------ Task material ------

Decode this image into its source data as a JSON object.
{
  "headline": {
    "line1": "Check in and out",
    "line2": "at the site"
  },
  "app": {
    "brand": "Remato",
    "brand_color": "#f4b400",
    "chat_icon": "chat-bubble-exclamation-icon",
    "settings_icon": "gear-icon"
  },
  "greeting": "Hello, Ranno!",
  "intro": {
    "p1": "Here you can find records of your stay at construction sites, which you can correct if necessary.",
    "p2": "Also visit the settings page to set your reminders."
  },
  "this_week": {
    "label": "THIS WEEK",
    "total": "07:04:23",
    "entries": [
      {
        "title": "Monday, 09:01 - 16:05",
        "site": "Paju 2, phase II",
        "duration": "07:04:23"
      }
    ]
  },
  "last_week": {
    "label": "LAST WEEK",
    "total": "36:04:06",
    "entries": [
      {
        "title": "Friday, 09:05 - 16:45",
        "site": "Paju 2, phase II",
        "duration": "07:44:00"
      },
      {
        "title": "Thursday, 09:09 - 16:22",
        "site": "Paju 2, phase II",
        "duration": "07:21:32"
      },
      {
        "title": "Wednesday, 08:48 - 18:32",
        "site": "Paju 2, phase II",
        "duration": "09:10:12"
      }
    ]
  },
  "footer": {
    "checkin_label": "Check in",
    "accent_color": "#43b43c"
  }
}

------

Directions for this task: Reproduce the material exactly, with every line intact.

Reply:
Decode this image into its source data as a JSON object.
{
  "headline": {
    "line1": "Check in and out",
    "line2": "at the site"
  },
  "app": {
    "brand": "Remato",
    "brand_color": "#f4b400",
    "chat_icon": "chat-bubble-exclamation-icon",
    "settings_icon": "gear-icon"
  },
  "greeting": "Hello, Ranno!",
  "intro": {
    "p1": "Here you can find records of your stay at construction sites, which you can correct if necessary.",
    "p2": "Also visit the settings page to set your reminders."
  },
  "this_week": {
    "label": "THIS WEEK",
    "total": "07:04:23",
    "entries": [
      {
        "title": "Monday, 09:01 - 16:05",
        "site": "Paju 2, phase II",
        "duration": "07:04:23"
      }
    ]
  },
  "last_week": {
    "label": "LAST WEEK",
    "total": "36:04:06",
    "entries": [
      {
        "title": "Friday, 09:05 - 16:45",
        "site": "Paju 2, phase II",
        "duration": "07:44:00"
      },
      {
        "title": "Thursday, 09:09 - 16:22",
        "site": "Paju 2, phase II",
        "duration": "07:21:32"
      },
      {
        "title": "Wednesday, 08:48 - 18:32",
        "site": "Paju 2, phase II",
        "duration": "09:10:12"
      }
    ]
  },
  "footer": {
    "checkin_label": "Check in",
    "accent_color": "#43b43c"
  }
}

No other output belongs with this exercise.